Records for the task ->
^^^^^^^^

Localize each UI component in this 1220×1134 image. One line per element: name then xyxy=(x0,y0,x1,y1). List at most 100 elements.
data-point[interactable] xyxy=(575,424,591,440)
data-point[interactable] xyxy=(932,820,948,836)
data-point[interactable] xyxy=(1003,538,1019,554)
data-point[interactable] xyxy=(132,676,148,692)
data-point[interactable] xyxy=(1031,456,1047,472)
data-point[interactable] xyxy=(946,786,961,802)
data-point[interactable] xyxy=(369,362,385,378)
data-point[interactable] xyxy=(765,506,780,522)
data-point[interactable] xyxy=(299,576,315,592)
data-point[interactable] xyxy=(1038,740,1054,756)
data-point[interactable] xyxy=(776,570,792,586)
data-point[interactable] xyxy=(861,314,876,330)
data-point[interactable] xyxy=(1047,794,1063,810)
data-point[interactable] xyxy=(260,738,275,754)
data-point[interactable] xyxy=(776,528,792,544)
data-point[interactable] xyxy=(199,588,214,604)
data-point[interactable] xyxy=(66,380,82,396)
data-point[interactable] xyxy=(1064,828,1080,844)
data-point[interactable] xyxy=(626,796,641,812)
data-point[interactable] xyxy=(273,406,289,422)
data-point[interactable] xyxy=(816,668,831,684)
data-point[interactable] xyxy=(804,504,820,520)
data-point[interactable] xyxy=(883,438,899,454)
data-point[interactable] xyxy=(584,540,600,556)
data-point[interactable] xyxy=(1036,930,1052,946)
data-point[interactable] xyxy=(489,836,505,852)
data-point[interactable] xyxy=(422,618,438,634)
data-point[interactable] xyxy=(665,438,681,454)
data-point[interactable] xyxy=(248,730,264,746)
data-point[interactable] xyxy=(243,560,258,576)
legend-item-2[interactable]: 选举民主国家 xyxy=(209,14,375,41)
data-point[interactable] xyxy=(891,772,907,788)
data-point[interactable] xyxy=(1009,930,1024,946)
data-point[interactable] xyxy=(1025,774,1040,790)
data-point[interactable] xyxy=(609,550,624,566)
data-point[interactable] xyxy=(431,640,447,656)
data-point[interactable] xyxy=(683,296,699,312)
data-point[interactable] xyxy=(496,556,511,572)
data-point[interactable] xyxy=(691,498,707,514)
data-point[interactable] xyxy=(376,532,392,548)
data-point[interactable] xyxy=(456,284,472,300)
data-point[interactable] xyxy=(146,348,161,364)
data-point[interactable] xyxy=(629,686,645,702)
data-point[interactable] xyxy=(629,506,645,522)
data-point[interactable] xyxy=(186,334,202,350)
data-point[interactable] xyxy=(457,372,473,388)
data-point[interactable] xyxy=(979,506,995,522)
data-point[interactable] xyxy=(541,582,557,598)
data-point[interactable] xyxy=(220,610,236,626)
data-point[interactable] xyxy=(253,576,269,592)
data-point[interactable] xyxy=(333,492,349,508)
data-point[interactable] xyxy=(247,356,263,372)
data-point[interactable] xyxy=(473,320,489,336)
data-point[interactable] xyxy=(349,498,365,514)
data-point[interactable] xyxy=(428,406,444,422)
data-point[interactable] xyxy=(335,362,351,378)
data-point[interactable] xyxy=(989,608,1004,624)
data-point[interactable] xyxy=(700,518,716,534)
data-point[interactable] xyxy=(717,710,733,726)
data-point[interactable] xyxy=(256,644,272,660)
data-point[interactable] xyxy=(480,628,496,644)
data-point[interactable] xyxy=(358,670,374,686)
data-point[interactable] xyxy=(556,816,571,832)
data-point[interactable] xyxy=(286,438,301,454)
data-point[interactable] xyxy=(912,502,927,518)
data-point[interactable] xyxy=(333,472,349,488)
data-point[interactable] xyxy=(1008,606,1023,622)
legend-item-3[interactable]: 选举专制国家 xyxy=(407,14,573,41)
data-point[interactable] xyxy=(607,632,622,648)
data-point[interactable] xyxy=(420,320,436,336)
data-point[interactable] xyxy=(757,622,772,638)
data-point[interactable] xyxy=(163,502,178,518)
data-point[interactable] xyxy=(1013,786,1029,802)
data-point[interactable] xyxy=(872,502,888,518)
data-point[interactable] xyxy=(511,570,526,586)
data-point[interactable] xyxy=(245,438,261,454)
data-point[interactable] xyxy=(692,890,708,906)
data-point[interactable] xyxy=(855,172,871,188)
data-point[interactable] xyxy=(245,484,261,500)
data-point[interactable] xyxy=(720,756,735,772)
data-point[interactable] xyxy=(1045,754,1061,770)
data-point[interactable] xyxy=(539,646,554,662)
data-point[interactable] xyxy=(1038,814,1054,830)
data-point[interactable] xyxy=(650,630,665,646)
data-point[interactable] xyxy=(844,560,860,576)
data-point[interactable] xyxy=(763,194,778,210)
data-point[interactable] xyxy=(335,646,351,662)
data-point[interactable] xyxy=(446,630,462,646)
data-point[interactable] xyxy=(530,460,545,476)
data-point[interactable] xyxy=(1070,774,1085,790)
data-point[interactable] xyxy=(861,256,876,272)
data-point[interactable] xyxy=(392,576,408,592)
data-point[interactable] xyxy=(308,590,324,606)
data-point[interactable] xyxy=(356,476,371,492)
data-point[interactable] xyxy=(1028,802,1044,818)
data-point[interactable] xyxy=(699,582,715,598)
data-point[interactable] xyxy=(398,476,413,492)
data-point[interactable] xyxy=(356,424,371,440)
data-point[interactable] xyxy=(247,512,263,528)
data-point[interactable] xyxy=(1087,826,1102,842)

^^^^^^^^

Given problem -> Reproduce the data above line for line, with no changes.

Answer below ->
Localize each UI component in this 1220×1134 image. One line per element: name then xyxy=(x0,y0,x1,y1). List at most 100 elements.
data-point[interactable] xyxy=(575,424,591,440)
data-point[interactable] xyxy=(932,820,948,836)
data-point[interactable] xyxy=(1003,538,1019,554)
data-point[interactable] xyxy=(132,676,148,692)
data-point[interactable] xyxy=(1031,456,1047,472)
data-point[interactable] xyxy=(946,786,961,802)
data-point[interactable] xyxy=(369,362,385,378)
data-point[interactable] xyxy=(765,506,780,522)
data-point[interactable] xyxy=(299,576,315,592)
data-point[interactable] xyxy=(1038,740,1054,756)
data-point[interactable] xyxy=(776,570,792,586)
data-point[interactable] xyxy=(861,314,876,330)
data-point[interactable] xyxy=(1047,794,1063,810)
data-point[interactable] xyxy=(260,738,275,754)
data-point[interactable] xyxy=(776,528,792,544)
data-point[interactable] xyxy=(199,588,214,604)
data-point[interactable] xyxy=(66,380,82,396)
data-point[interactable] xyxy=(1064,828,1080,844)
data-point[interactable] xyxy=(626,796,641,812)
data-point[interactable] xyxy=(273,406,289,422)
data-point[interactable] xyxy=(816,668,831,684)
data-point[interactable] xyxy=(804,504,820,520)
data-point[interactable] xyxy=(883,438,899,454)
data-point[interactable] xyxy=(584,540,600,556)
data-point[interactable] xyxy=(1036,930,1052,946)
data-point[interactable] xyxy=(489,836,505,852)
data-point[interactable] xyxy=(422,618,438,634)
data-point[interactable] xyxy=(665,438,681,454)
data-point[interactable] xyxy=(248,730,264,746)
data-point[interactable] xyxy=(243,560,258,576)
legend-item-2[interactable]: 选举民主国家 xyxy=(209,14,375,41)
data-point[interactable] xyxy=(891,772,907,788)
data-point[interactable] xyxy=(1009,930,1024,946)
data-point[interactable] xyxy=(1025,774,1040,790)
data-point[interactable] xyxy=(609,550,624,566)
data-point[interactable] xyxy=(431,640,447,656)
data-point[interactable] xyxy=(683,296,699,312)
data-point[interactable] xyxy=(496,556,511,572)
data-point[interactable] xyxy=(691,498,707,514)
data-point[interactable] xyxy=(376,532,392,548)
data-point[interactable] xyxy=(456,284,472,300)
data-point[interactable] xyxy=(146,348,161,364)
data-point[interactable] xyxy=(629,686,645,702)
data-point[interactable] xyxy=(629,506,645,522)
data-point[interactable] xyxy=(186,334,202,350)
data-point[interactable] xyxy=(457,372,473,388)
data-point[interactable] xyxy=(979,506,995,522)
data-point[interactable] xyxy=(541,582,557,598)
data-point[interactable] xyxy=(220,610,236,626)
data-point[interactable] xyxy=(253,576,269,592)
data-point[interactable] xyxy=(333,492,349,508)
data-point[interactable] xyxy=(247,356,263,372)
data-point[interactable] xyxy=(473,320,489,336)
data-point[interactable] xyxy=(349,498,365,514)
data-point[interactable] xyxy=(428,406,444,422)
data-point[interactable] xyxy=(335,362,351,378)
data-point[interactable] xyxy=(989,608,1004,624)
data-point[interactable] xyxy=(700,518,716,534)
data-point[interactable] xyxy=(717,710,733,726)
data-point[interactable] xyxy=(256,644,272,660)
data-point[interactable] xyxy=(480,628,496,644)
data-point[interactable] xyxy=(358,670,374,686)
data-point[interactable] xyxy=(556,816,571,832)
data-point[interactable] xyxy=(286,438,301,454)
data-point[interactable] xyxy=(912,502,927,518)
data-point[interactable] xyxy=(333,472,349,488)
data-point[interactable] xyxy=(1008,606,1023,622)
legend-item-3[interactable]: 选举专制国家 xyxy=(407,14,573,41)
data-point[interactable] xyxy=(607,632,622,648)
data-point[interactable] xyxy=(420,320,436,336)
data-point[interactable] xyxy=(757,622,772,638)
data-point[interactable] xyxy=(163,502,178,518)
data-point[interactable] xyxy=(1013,786,1029,802)
data-point[interactable] xyxy=(872,502,888,518)
data-point[interactable] xyxy=(511,570,526,586)
data-point[interactable] xyxy=(245,438,261,454)
data-point[interactable] xyxy=(692,890,708,906)
data-point[interactable] xyxy=(855,172,871,188)
data-point[interactable] xyxy=(245,484,261,500)
data-point[interactable] xyxy=(720,756,735,772)
data-point[interactable] xyxy=(1045,754,1061,770)
data-point[interactable] xyxy=(539,646,554,662)
data-point[interactable] xyxy=(1038,814,1054,830)
data-point[interactable] xyxy=(650,630,665,646)
data-point[interactable] xyxy=(844,560,860,576)
data-point[interactable] xyxy=(763,194,778,210)
data-point[interactable] xyxy=(335,646,351,662)
data-point[interactable] xyxy=(446,630,462,646)
data-point[interactable] xyxy=(530,460,545,476)
data-point[interactable] xyxy=(1070,774,1085,790)
data-point[interactable] xyxy=(861,256,876,272)
data-point[interactable] xyxy=(392,576,408,592)
data-point[interactable] xyxy=(308,590,324,606)
data-point[interactable] xyxy=(356,476,371,492)
data-point[interactable] xyxy=(1028,802,1044,818)
data-point[interactable] xyxy=(699,582,715,598)
data-point[interactable] xyxy=(398,476,413,492)
data-point[interactable] xyxy=(356,424,371,440)
data-point[interactable] xyxy=(247,512,263,528)
data-point[interactable] xyxy=(1087,826,1102,842)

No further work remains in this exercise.